*** DATA SHOWN ***
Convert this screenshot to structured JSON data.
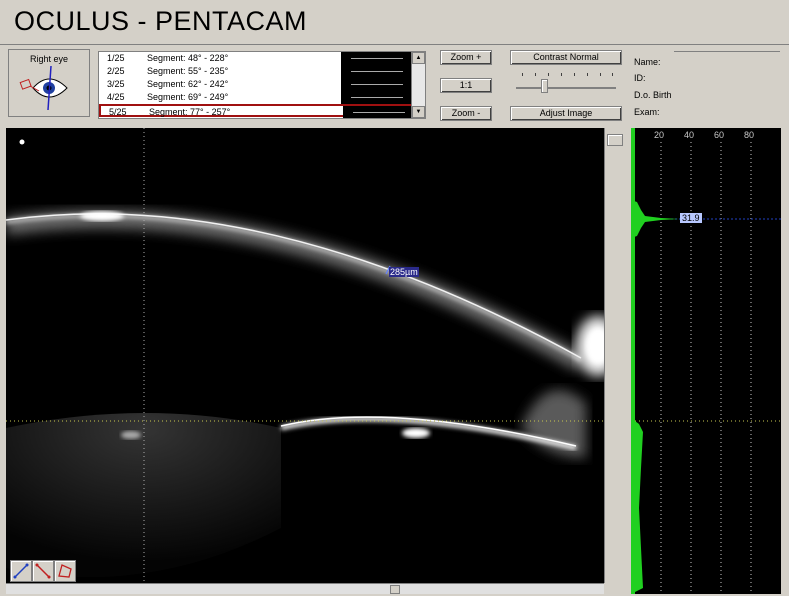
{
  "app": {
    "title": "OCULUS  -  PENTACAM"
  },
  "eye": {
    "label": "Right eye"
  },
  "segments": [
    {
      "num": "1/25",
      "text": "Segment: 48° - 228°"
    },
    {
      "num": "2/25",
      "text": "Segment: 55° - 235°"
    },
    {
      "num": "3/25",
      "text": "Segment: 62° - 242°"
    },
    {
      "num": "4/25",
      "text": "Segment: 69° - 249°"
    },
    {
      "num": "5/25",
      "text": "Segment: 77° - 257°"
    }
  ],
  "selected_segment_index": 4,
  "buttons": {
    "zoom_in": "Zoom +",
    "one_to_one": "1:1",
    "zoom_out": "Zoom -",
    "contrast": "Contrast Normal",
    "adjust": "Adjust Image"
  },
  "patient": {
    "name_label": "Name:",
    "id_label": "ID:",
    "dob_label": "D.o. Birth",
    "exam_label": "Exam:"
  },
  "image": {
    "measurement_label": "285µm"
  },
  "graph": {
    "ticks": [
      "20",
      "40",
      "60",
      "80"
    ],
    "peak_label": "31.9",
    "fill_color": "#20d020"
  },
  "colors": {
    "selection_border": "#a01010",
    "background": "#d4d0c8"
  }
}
***
*** DATA SHOWN ***
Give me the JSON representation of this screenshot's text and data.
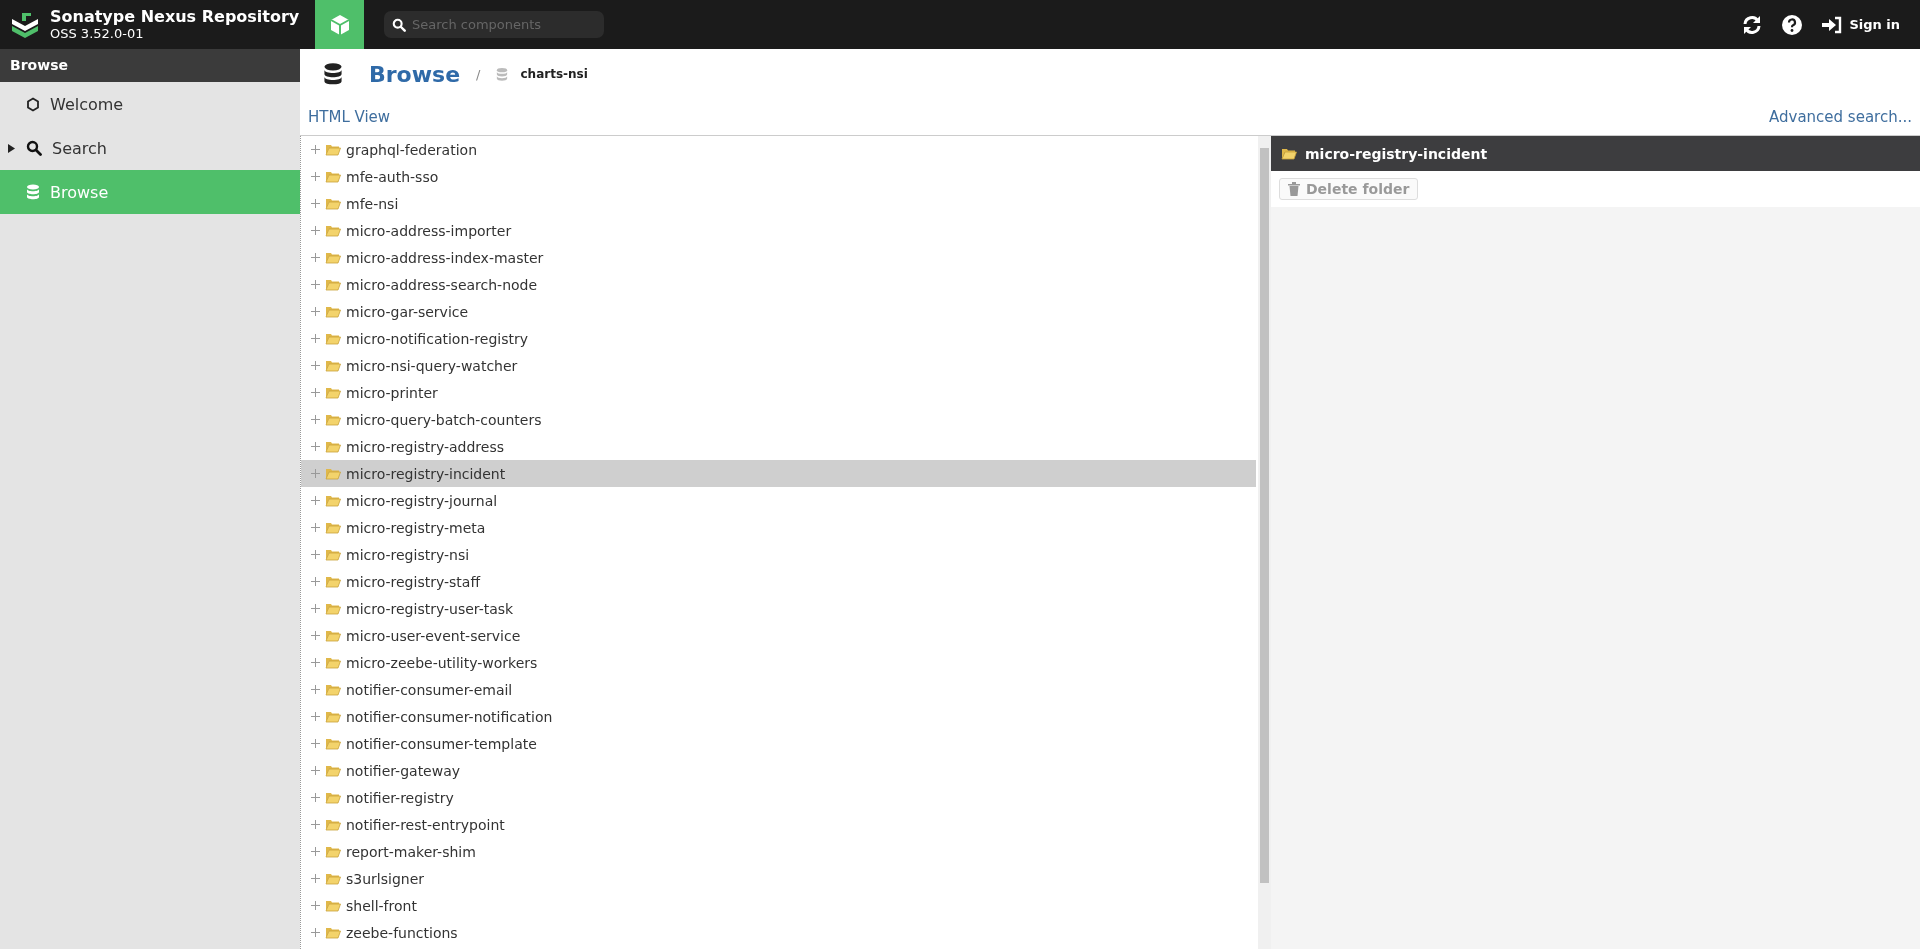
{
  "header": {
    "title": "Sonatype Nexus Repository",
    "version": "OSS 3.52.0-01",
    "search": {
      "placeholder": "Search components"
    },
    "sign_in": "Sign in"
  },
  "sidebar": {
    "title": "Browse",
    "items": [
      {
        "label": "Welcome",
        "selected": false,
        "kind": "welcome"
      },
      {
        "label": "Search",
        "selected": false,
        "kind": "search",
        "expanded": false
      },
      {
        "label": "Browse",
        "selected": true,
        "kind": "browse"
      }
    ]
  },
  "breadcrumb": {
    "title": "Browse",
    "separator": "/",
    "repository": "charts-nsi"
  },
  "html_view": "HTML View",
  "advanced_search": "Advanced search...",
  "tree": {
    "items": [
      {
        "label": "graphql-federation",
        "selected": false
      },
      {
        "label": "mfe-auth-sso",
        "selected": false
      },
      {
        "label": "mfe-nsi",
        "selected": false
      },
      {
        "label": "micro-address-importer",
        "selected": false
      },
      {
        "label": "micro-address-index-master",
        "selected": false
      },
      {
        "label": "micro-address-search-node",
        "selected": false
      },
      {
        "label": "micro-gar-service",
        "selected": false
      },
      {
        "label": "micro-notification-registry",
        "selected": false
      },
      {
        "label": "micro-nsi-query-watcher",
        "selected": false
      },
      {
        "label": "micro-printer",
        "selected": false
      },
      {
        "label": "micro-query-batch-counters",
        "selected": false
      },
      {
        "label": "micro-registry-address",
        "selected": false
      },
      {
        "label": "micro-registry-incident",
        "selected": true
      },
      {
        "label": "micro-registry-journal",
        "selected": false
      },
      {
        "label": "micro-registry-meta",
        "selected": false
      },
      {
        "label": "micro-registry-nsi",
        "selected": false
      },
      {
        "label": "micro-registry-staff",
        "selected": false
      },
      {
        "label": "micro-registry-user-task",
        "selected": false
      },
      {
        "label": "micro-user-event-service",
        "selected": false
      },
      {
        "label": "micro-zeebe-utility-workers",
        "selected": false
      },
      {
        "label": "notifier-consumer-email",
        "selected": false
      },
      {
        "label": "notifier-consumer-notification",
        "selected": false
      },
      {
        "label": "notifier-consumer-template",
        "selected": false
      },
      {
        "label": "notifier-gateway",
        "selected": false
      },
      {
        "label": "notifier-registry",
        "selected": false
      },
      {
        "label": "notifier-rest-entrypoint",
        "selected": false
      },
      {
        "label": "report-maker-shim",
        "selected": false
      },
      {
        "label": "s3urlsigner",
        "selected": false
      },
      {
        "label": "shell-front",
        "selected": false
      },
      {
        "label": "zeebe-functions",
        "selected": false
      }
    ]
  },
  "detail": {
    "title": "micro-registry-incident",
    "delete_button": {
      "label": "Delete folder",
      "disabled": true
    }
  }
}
***
_REQUIRED WORK_
From the listing above, collect every line that mentions the word "registry".

_EXERCISE RESPONSE_
        "label": "micro-notification-registry",
        "label": "micro-registry-address",
        "label": "micro-registry-incident",
        "label": "micro-registry-journal",
        "label": "micro-registry-meta",
        "label": "micro-registry-nsi",
        "label": "micro-registry-staff",
        "label": "micro-registry-user-task",
        "label": "notifier-registry",
    "title": "micro-registry-incident",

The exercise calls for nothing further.